An exact copy of all the data is required, with pictures left out.

Data tied to figure images:
+++++

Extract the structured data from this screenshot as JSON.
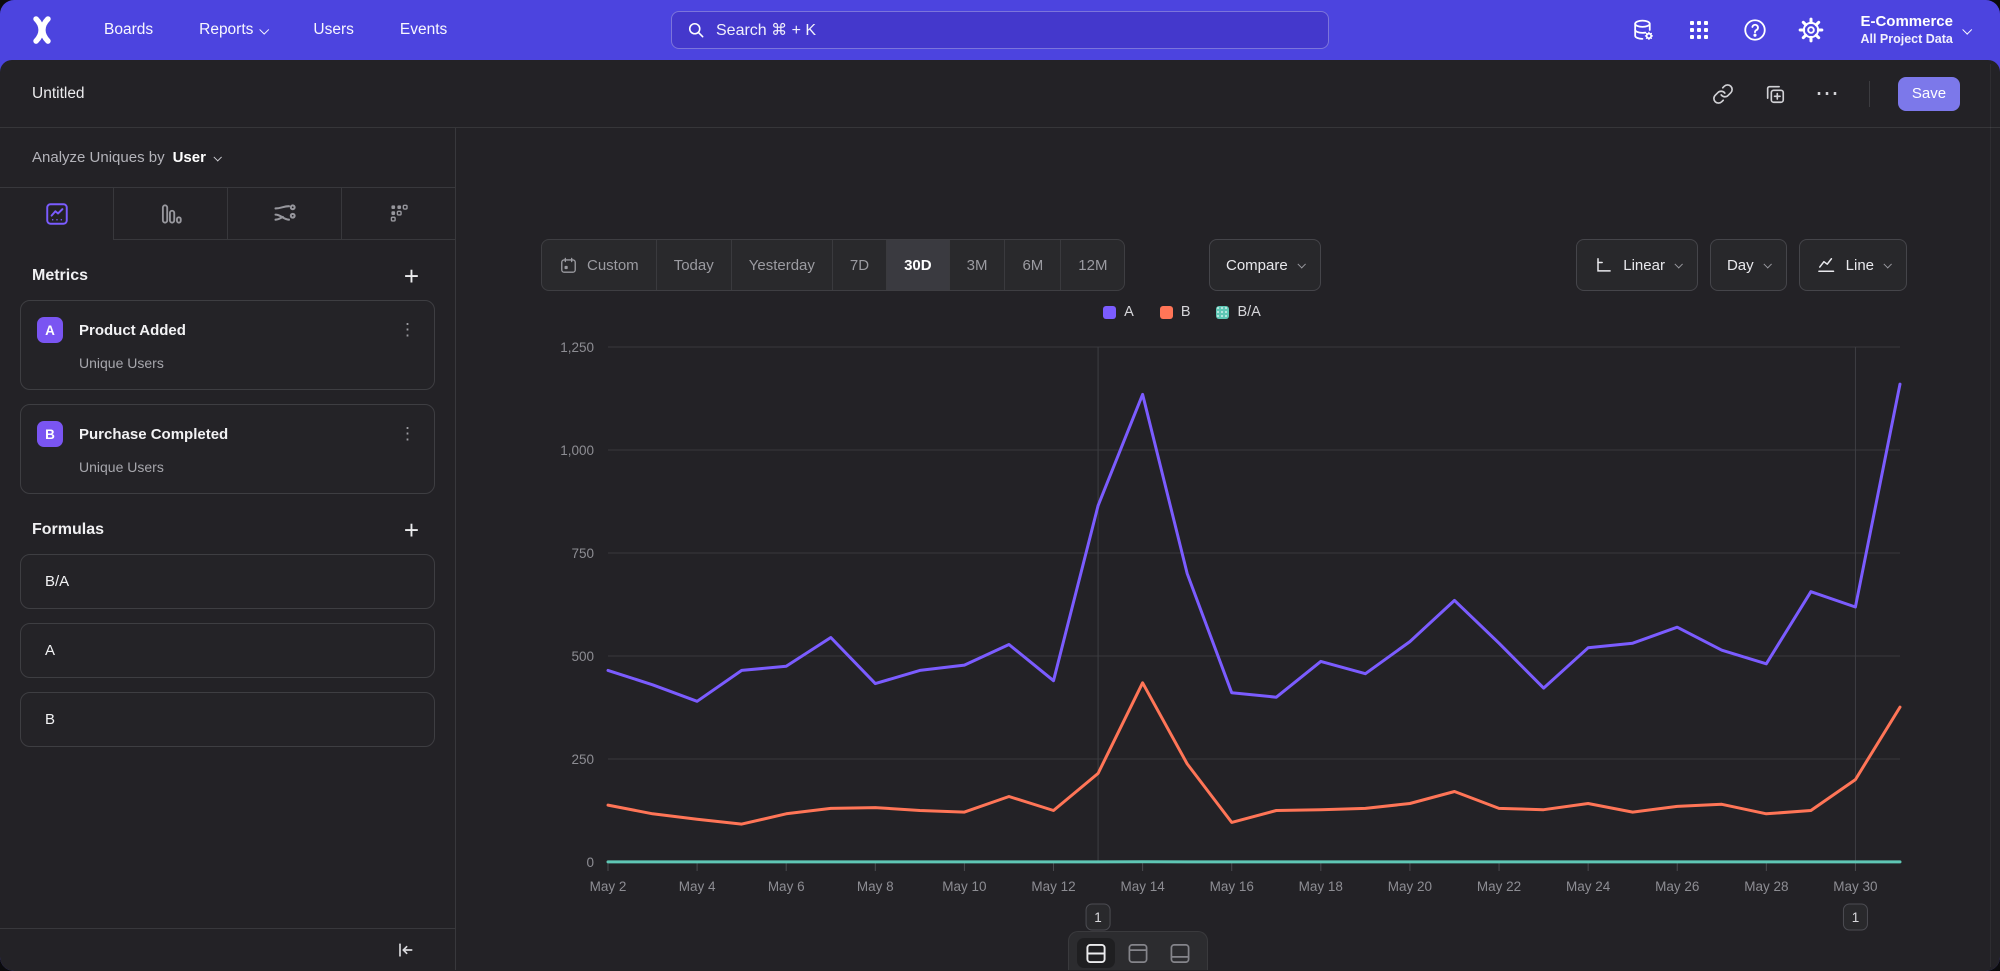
{
  "nav": {
    "links": [
      {
        "label": "Boards",
        "dropdown": false
      },
      {
        "label": "Reports",
        "dropdown": true
      },
      {
        "label": "Users",
        "dropdown": false
      },
      {
        "label": "Events",
        "dropdown": false
      }
    ],
    "search_text": "Search  ⌘ + K",
    "project": {
      "name": "E-Commerce",
      "scope": "All Project Data"
    }
  },
  "header": {
    "title": "Untitled",
    "save_label": "Save"
  },
  "icons": {
    "kebab": "⋮",
    "ellipsis": "•••",
    "plus": "+"
  },
  "sidebar": {
    "analyze_prefix": "Analyze Uniques by",
    "analyze_value": "User",
    "metrics_title": "Metrics",
    "metrics": [
      {
        "letter": "A",
        "name": "Product Added",
        "subtitle": "Unique Users"
      },
      {
        "letter": "B",
        "name": "Purchase Completed",
        "subtitle": "Unique Users"
      }
    ],
    "formulas_title": "Formulas",
    "formulas": [
      {
        "name": "B/A"
      },
      {
        "name": "A"
      },
      {
        "name": "B"
      }
    ]
  },
  "controls": {
    "ranges": [
      "Custom",
      "Today",
      "Yesterday",
      "7D",
      "30D",
      "3M",
      "6M",
      "12M"
    ],
    "active_range": "30D",
    "compare_label": "Compare",
    "scale_label": "Linear",
    "interval_label": "Day",
    "chart_type_label": "Line"
  },
  "chart_data": {
    "type": "line",
    "title": "",
    "xlabel": "",
    "ylabel": "",
    "ylim": [
      0,
      1250
    ],
    "ytick_step": 250,
    "grid": true,
    "legend_position": "top-center",
    "x": [
      "May 2",
      "May 3",
      "May 4",
      "May 5",
      "May 6",
      "May 7",
      "May 8",
      "May 9",
      "May 10",
      "May 11",
      "May 12",
      "May 13",
      "May 14",
      "May 15",
      "May 16",
      "May 17",
      "May 18",
      "May 19",
      "May 20",
      "May 21",
      "May 22",
      "May 23",
      "May 24",
      "May 25",
      "May 26",
      "May 27",
      "May 28",
      "May 29",
      "May 30",
      "May 31"
    ],
    "x_tick_labels": [
      "May 2",
      "May 4",
      "May 6",
      "May 8",
      "May 10",
      "May 12",
      "May 14",
      "May 16",
      "May 18",
      "May 20",
      "May 22",
      "May 24",
      "May 26",
      "May 28",
      "May 30"
    ],
    "legend": [
      {
        "name": "A",
        "color": "#7B5CFF",
        "dotted": false
      },
      {
        "name": "B",
        "color": "#FF7557",
        "dotted": false
      },
      {
        "name": "B/A",
        "color": "#5FC7B5",
        "dotted": true
      }
    ],
    "series": [
      {
        "name": "A",
        "color": "#7B5CFF",
        "values": [
          465,
          430,
          390,
          465,
          475,
          545,
          433,
          465,
          478,
          528,
          440,
          865,
          1135,
          700,
          411,
          400,
          487,
          457,
          535,
          635,
          531,
          422,
          520,
          531,
          570,
          514,
          481,
          656,
          619,
          1160
        ]
      },
      {
        "name": "B",
        "color": "#FF7557",
        "values": [
          138,
          117,
          104,
          92,
          117,
          130,
          132,
          125,
          121,
          159,
          125,
          215,
          435,
          238,
          96,
          125,
          127,
          130,
          142,
          171,
          130,
          127,
          142,
          121,
          135,
          140,
          117,
          125,
          200,
          376
        ]
      },
      {
        "name": "B/A",
        "color": "#5FC7B5",
        "values": [
          0.3,
          0.27,
          0.27,
          0.2,
          0.25,
          0.24,
          0.3,
          0.27,
          0.25,
          0.3,
          0.28,
          0.25,
          0.38,
          0.34,
          0.23,
          0.31,
          0.26,
          0.28,
          0.27,
          0.27,
          0.24,
          0.3,
          0.27,
          0.23,
          0.24,
          0.27,
          0.24,
          0.19,
          0.32,
          0.32
        ]
      }
    ],
    "annotations": [
      {
        "label": "1",
        "x_index": 11
      },
      {
        "label": "1",
        "x_index": 28
      }
    ]
  }
}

+++++

§ COMPLETE OUTPUT:
Extract the structured data from this screenshot as JSON.
{
  "nav": {
    "links": [
      {
        "label": "Boards",
        "dropdown": false
      },
      {
        "label": "Reports",
        "dropdown": true
      },
      {
        "label": "Users",
        "dropdown": false
      },
      {
        "label": "Events",
        "dropdown": false
      }
    ],
    "search_text": "Search  ⌘ + K",
    "project": {
      "name": "E-Commerce",
      "scope": "All Project Data"
    }
  },
  "header": {
    "title": "Untitled",
    "save_label": "Save"
  },
  "icons": {
    "kebab": "⋮",
    "ellipsis": "•••",
    "plus": "+"
  },
  "sidebar": {
    "analyze_prefix": "Analyze Uniques by",
    "analyze_value": "User",
    "metrics_title": "Metrics",
    "metrics": [
      {
        "letter": "A",
        "name": "Product Added",
        "subtitle": "Unique Users"
      },
      {
        "letter": "B",
        "name": "Purchase Completed",
        "subtitle": "Unique Users"
      }
    ],
    "formulas_title": "Formulas",
    "formulas": [
      {
        "name": "B/A"
      },
      {
        "name": "A"
      },
      {
        "name": "B"
      }
    ]
  },
  "controls": {
    "ranges": [
      "Custom",
      "Today",
      "Yesterday",
      "7D",
      "30D",
      "3M",
      "6M",
      "12M"
    ],
    "active_range": "30D",
    "compare_label": "Compare",
    "scale_label": "Linear",
    "interval_label": "Day",
    "chart_type_label": "Line"
  },
  "chart_data": {
    "type": "line",
    "title": "",
    "xlabel": "",
    "ylabel": "",
    "ylim": [
      0,
      1250
    ],
    "ytick_step": 250,
    "grid": true,
    "legend_position": "top-center",
    "x": [
      "May 2",
      "May 3",
      "May 4",
      "May 5",
      "May 6",
      "May 7",
      "May 8",
      "May 9",
      "May 10",
      "May 11",
      "May 12",
      "May 13",
      "May 14",
      "May 15",
      "May 16",
      "May 17",
      "May 18",
      "May 19",
      "May 20",
      "May 21",
      "May 22",
      "May 23",
      "May 24",
      "May 25",
      "May 26",
      "May 27",
      "May 28",
      "May 29",
      "May 30",
      "May 31"
    ],
    "x_tick_labels": [
      "May 2",
      "May 4",
      "May 6",
      "May 8",
      "May 10",
      "May 12",
      "May 14",
      "May 16",
      "May 18",
      "May 20",
      "May 22",
      "May 24",
      "May 26",
      "May 28",
      "May 30"
    ],
    "legend": [
      {
        "name": "A",
        "color": "#7B5CFF",
        "dotted": false
      },
      {
        "name": "B",
        "color": "#FF7557",
        "dotted": false
      },
      {
        "name": "B/A",
        "color": "#5FC7B5",
        "dotted": true
      }
    ],
    "series": [
      {
        "name": "A",
        "color": "#7B5CFF",
        "values": [
          465,
          430,
          390,
          465,
          475,
          545,
          433,
          465,
          478,
          528,
          440,
          865,
          1135,
          700,
          411,
          400,
          487,
          457,
          535,
          635,
          531,
          422,
          520,
          531,
          570,
          514,
          481,
          656,
          619,
          1160
        ]
      },
      {
        "name": "B",
        "color": "#FF7557",
        "values": [
          138,
          117,
          104,
          92,
          117,
          130,
          132,
          125,
          121,
          159,
          125,
          215,
          435,
          238,
          96,
          125,
          127,
          130,
          142,
          171,
          130,
          127,
          142,
          121,
          135,
          140,
          117,
          125,
          200,
          376
        ]
      },
      {
        "name": "B/A",
        "color": "#5FC7B5",
        "values": [
          0.3,
          0.27,
          0.27,
          0.2,
          0.25,
          0.24,
          0.3,
          0.27,
          0.25,
          0.3,
          0.28,
          0.25,
          0.38,
          0.34,
          0.23,
          0.31,
          0.26,
          0.28,
          0.27,
          0.27,
          0.24,
          0.3,
          0.27,
          0.23,
          0.24,
          0.27,
          0.24,
          0.19,
          0.32,
          0.32
        ]
      }
    ],
    "annotations": [
      {
        "label": "1",
        "x_index": 11
      },
      {
        "label": "1",
        "x_index": 28
      }
    ]
  }
}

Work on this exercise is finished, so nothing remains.